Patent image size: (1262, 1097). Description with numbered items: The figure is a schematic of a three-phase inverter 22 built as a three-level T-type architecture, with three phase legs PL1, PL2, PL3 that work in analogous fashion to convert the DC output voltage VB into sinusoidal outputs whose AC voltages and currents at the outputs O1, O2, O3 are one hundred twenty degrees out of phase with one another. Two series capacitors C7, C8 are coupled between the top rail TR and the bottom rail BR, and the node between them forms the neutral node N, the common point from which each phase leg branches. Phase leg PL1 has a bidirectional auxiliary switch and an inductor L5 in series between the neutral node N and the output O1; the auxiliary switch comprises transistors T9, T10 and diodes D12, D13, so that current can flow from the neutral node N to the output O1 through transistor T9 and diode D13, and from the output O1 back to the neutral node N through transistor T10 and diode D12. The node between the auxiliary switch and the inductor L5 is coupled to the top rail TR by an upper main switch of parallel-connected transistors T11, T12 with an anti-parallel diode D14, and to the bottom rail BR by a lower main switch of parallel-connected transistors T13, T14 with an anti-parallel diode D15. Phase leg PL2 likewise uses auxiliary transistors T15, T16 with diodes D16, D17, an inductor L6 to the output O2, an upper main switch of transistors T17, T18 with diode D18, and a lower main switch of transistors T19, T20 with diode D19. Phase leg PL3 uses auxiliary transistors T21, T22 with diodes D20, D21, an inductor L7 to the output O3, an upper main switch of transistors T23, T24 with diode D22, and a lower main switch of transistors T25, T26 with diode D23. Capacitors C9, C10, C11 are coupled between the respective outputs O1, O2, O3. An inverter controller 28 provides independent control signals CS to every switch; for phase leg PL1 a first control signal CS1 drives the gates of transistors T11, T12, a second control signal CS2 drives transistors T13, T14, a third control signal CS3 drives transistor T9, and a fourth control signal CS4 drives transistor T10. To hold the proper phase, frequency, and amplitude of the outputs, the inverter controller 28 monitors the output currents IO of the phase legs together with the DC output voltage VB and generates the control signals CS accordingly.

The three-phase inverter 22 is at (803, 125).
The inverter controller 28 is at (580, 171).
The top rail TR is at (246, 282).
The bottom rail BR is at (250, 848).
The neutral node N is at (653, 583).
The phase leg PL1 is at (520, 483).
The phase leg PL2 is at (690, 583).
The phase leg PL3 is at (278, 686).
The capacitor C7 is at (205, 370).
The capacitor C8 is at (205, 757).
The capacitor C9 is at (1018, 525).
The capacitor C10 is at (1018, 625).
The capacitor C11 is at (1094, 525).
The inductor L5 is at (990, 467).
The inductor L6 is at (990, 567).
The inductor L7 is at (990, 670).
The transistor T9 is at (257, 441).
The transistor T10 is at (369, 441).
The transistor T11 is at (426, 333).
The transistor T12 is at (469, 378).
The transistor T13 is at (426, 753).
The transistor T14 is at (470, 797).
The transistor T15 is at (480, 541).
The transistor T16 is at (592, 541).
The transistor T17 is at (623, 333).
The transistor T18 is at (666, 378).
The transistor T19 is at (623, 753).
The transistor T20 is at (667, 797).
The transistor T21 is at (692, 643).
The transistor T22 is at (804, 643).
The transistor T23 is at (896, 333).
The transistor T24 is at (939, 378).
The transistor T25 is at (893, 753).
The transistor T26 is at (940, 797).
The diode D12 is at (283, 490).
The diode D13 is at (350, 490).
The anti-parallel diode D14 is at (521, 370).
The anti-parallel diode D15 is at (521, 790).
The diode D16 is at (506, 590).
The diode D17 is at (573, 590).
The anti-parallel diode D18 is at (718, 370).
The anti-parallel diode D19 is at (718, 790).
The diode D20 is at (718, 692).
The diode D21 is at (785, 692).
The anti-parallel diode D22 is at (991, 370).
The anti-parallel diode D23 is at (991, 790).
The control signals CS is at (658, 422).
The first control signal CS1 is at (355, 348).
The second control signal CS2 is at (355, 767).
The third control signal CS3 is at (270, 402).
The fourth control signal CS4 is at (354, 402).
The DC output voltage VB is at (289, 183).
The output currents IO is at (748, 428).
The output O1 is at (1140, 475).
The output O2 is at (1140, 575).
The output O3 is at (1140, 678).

--

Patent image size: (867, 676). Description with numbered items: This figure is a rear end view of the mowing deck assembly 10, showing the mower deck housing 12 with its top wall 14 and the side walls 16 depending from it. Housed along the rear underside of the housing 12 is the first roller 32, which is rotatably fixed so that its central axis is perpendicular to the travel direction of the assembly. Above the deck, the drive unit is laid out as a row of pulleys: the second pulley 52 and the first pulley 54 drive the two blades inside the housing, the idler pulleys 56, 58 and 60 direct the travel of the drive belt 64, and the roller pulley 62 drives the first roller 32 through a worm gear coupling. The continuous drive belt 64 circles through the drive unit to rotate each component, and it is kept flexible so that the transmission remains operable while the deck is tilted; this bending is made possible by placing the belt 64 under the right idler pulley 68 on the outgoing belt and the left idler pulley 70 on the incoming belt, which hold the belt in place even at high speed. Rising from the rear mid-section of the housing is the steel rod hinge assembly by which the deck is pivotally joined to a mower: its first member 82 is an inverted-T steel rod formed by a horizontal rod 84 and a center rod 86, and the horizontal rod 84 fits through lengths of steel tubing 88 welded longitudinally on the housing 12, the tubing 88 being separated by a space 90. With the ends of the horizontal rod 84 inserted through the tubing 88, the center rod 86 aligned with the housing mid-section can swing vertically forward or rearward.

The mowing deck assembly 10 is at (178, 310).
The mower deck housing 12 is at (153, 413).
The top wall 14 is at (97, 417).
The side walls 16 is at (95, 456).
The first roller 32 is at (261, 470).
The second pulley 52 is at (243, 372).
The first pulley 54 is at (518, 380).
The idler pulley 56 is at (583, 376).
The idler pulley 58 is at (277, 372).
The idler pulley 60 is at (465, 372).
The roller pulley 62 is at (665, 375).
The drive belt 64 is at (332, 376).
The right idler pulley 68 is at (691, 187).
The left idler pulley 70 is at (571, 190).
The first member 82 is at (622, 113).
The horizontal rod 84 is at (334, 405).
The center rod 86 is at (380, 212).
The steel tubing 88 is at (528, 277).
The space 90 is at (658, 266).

---

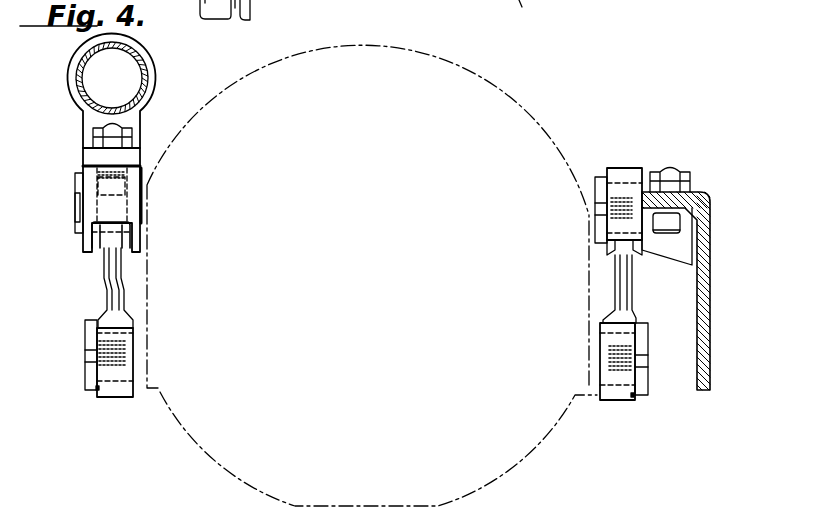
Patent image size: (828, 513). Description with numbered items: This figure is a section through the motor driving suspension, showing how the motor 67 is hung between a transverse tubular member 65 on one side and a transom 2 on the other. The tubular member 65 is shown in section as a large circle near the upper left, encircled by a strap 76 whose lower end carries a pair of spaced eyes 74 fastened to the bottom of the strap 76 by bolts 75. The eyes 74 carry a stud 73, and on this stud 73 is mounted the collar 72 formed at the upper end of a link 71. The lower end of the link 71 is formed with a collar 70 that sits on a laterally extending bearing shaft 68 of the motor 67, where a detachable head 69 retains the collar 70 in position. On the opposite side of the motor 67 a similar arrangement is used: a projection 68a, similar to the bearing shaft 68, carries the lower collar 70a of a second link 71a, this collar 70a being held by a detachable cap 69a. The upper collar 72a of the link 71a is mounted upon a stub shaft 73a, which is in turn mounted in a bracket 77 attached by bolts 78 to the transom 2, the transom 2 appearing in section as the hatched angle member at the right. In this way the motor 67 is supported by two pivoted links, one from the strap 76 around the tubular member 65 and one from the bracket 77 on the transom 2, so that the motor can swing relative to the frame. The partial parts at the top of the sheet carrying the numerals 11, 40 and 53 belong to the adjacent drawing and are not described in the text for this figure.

_Requirement:_
Arrange the lines of the data between the line holding "Patent image size: (867, 676)." and the line holding "The mower deck housing 12 is at (153, 413).", inclusive, as a numbered list, and leave out any blank lines.

_Answer:_
1. Patent image size: (867, 676). Description with numbered items: This figure is a rear end view of the mowing deck assembly 10, showing the mower deck housing 12 with its top wall 14 and the side walls 16 depending from it. Housed along the rear underside of the housing 12 is the first roller 32, which is rotatably fixed so that its central axis is perpendicular to the travel direction of the assembly. Above the deck, the drive unit is laid out as a row of pulleys: the second pulley 52 and the first pulley 54 drive the two blades inside the housing, the idler pulleys 56, 58 and 60 direct the travel of the drive belt 64, and the roller pulley 62 drives the first roller 32 through a worm gear coupling. The continuous drive belt 64 circles through the drive unit to rotate each component, and it is kept flexible so that the transmission remains operable while the deck is tilted; this bending is made possible by placing the belt 64 under the right idler pulley 68 on the outgoing belt and the left idler pulley 70 on the incoming belt, which hold the belt in place even at high speed. Rising from the rear mid-section of the housing is the steel rod hinge assembly by which the deck is pivotally joined to a mower: its first member 82 is an inverted-T steel rod formed by a horizontal rod 84 and a center rod 86, and the horizontal rod 84 fits through lengths of steel tubing 88 welded longitudinally on the housing 12, the tubing 88 being separated by a space 90. With the ends of the horizontal rod 84 inserted through the tubing 88, the center rod 86 aligned with the housing mid-section can swing vertically forward or rearward.
2. The mowing deck assembly 10 is at (178, 310).
3. The mower deck housing 12 is at (153, 413).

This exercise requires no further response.